▸ **LISTA DE TAREAS**
1. Indica si cada afirmación coincide con el fragmento seleccionado y justifica tu respuesta con una cita textual de él: (a) Mestre defiende una poesía de resistencia. (b) Los versos citados sobre el dolor pertenecen a un poeta polaco. (c) La reivindicación del poemario se limita a lo político.
2. Resume en menos palabras el párrafo del fragmento seleccionado que comienza con "Sin embargo, esta idea de la poesía" y conserva sus datos principales.
3. Extrae del fragmento seleccionado el pasaje que va desde «La poética del» hasta «poesía debe trascender.», incluido este último.

▸ **FRAGMENTO SELECCIONADO**
++++++++

En la entrevista llevada a cabo por la agencia de medios y
que acompaña al poemario Museo de la clase obrera, Juan Carlos Mestre reflexiona sobre el papel de la poesía. Para él,
la poesía tal vez deba:
“mantener abierta la
discusión sobre los conceptos elementales de la dignidad humana, el desafío
siempre pendiente de hacer de las palabras la herramienta más útil para la
construcción de un proyecto civilizatorio basado en la tolerancia y en la
educación emancipadora”.
De esta forma, Mestre aboga por una poesía de resistencia
porque:
“lo que hoy resulta
indispensable es la resistencia, la inapelable delicadeza humana enfrentada a
la perversidad de los actos de fuerza y la indiferencia ante otro”.
Tenemos formulada ya esa premisa fundamental que parece
motor primordial del poemario de Mestre, y que expresaba el poeta checo Vladimir Holan en unos versos:
“El dolor siempre es
mayor que el hombre
y sin embargo tiene
que caberle en el
corazón”.
Mestre antóloga los dolores en los corazones de las personas
que han sufrido y padecido el sangriento siglo XX. La lírica de Museo de la
clase obrera se convierte, así, en un ejercicio de reivindicación, que va mucho
más allá de la reivindicación meramente política o de lucha social.
La poética del compromiso o la
repoblación espiritual del mundo
Sin embargo, esta idea de la poesía, y él vórtice creativo y
reivindicativo que es el poemario de Mestre, me ha generado una serie de
reflexiones, más aún cuando contemplo campañas publicitarias salvajes y cajones
de novedades repletos de algo que comercialmente las editoriales están
denominando poesía y que es la inutilidad de juntar lugares comunes atiborrados
de fama televisiva o instagramera, cuya función es, además, la de engañar al
lector vendiéndole algo que no es y que no conduce a ninguna parte. Y que esos
textos no conduzcan a ninguna parte, ya sea a la emoción, a la belleza, al
disfrute de la palabra…, que no consigan la trascendencia, es una gran
desgracia para cualquier texto etiquetado (con buena o con mala intención),
como poesía. La poesía debe trascender.

++++++++

(Registros de cuadros etiquetados)
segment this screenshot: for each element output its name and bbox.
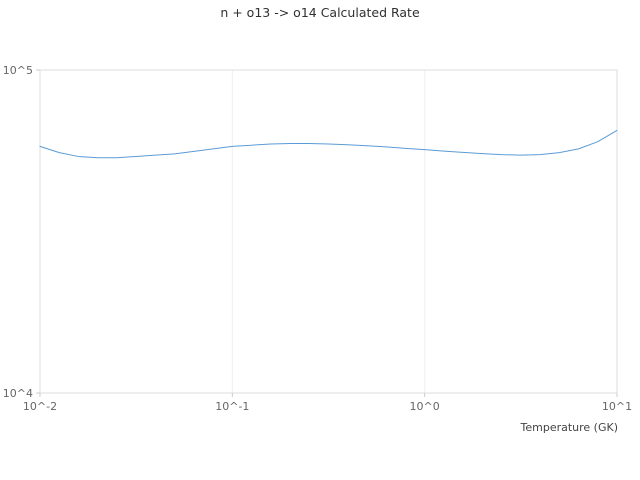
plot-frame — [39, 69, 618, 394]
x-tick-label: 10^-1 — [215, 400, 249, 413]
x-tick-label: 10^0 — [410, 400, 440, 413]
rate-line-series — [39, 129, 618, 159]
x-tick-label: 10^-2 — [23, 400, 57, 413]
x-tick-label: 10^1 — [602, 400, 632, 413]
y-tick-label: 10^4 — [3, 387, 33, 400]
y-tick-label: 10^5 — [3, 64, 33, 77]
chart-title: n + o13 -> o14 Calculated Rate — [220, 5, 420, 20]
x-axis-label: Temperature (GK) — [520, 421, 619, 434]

++++++++

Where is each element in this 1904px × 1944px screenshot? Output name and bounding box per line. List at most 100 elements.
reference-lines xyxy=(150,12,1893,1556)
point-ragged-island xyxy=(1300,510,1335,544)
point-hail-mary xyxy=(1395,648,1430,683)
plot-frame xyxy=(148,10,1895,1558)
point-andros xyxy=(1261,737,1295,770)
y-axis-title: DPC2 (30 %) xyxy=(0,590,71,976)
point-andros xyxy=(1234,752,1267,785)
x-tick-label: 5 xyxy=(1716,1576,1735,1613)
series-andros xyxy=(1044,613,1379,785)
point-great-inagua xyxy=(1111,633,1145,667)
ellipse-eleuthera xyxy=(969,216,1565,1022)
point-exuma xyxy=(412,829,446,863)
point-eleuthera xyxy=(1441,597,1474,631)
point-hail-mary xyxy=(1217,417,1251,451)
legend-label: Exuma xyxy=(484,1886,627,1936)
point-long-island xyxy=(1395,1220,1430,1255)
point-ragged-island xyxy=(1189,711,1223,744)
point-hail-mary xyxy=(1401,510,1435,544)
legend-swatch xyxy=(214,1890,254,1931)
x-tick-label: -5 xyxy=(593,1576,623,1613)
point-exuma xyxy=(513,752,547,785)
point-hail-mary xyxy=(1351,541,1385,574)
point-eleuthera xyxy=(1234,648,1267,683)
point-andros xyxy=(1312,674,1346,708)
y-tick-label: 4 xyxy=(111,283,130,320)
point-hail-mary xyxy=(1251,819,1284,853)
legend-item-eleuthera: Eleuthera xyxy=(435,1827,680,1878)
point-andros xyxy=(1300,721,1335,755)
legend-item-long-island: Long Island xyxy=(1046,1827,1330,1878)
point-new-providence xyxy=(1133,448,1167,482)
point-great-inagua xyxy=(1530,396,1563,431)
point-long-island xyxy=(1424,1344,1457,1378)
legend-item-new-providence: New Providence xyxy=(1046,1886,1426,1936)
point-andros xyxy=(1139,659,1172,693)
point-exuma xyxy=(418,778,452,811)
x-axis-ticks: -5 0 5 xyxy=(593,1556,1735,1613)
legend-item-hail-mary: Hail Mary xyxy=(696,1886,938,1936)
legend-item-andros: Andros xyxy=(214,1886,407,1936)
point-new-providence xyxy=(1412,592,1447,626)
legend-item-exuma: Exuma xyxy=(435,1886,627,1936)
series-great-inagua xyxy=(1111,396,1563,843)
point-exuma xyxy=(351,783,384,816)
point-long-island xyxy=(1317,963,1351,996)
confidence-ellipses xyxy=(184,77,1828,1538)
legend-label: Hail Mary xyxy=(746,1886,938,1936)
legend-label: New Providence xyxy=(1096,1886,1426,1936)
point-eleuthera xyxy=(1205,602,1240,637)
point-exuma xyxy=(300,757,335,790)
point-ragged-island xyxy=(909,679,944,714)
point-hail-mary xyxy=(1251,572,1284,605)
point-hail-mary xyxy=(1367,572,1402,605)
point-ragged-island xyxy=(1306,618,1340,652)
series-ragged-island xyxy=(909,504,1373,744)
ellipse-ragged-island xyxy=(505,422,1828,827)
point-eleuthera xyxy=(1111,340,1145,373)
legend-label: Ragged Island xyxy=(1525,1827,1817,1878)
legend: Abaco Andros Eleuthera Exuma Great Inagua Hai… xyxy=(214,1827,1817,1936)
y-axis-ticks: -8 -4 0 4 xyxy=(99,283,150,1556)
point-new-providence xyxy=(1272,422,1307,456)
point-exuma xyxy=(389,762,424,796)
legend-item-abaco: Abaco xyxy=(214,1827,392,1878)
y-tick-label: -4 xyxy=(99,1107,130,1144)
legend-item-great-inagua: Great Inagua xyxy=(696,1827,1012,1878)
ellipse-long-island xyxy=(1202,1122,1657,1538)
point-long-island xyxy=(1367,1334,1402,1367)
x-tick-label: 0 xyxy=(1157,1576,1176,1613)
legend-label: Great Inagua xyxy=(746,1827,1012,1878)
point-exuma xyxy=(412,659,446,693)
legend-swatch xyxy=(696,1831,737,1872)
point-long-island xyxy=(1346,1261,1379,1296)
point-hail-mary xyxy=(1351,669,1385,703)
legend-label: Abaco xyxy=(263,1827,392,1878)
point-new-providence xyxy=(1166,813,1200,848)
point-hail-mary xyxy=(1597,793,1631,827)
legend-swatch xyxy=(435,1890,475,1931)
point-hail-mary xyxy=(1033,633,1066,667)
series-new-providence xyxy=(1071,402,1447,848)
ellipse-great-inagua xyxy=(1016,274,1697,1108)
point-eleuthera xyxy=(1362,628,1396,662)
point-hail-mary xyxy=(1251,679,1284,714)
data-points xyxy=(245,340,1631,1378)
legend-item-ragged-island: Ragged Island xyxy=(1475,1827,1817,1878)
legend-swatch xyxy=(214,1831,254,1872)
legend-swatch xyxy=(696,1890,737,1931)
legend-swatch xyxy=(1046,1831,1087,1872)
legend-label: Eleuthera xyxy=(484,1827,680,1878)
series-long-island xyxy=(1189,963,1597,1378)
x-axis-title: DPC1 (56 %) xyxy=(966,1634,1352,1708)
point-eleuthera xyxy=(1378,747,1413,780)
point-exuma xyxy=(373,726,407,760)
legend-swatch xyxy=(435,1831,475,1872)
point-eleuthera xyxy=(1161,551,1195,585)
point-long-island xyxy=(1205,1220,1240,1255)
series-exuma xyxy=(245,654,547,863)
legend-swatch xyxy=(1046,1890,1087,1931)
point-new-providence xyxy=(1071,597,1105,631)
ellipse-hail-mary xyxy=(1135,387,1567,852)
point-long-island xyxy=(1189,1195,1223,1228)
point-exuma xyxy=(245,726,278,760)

++++++++

▸ **RESPUESTAS ESCRITAS**
1.
(a) Sí: "Mestre aboga por una poesía de resistencia".
(b) No: "el poeta checo Vladimir Holan".
(c) No: "va mucho más allá de la reivindicación meramente política o de lucha social".

2. La idea de poesía de Mestre y su poemario llevan a reflexionar sobre las agresivas campañas publicitarias y las novedades que las editoriales venden como poesía. Esos libros reúnen lugares comunes cargados de fama televisiva o de Instagram, engañan al lector y no conducen a la emoción, a la belleza ni al disfrute de la palabra. Que no alcancen la trascendencia es una gran desgracia para cualquier texto que se etiquete como poesía, porque la poesía debe trascender.

3.
La poética del compromiso o la
repoblación espiritual del mundo
Sin embargo, esta idea de la poesía, y él vórtice creativo y
reivindicativo que es el poemario de Mestre, me ha generado una serie de
reflexiones, más aún cuando contemplo campañas publicitarias salvajes y cajones
de novedades repletos de algo que comercialmente las editoriales están
denominando poesía y que es la inutilidad de juntar lugares comunes atiborrados
de fama televisiva o instagramera, cuya función es, además, la de engañar al
lector vendiéndole algo que no es y que no conduce a ninguna parte. Y que esos
textos no conduzcan a ninguna parte, ya sea a la emoción, a la belleza, al
disfrute de la palabra…, que no consigan la trascendencia, es una gran
desgracia para cualquier texto etiquetado (con buena o con mala intención),
como poesía. La poesía debe trascender.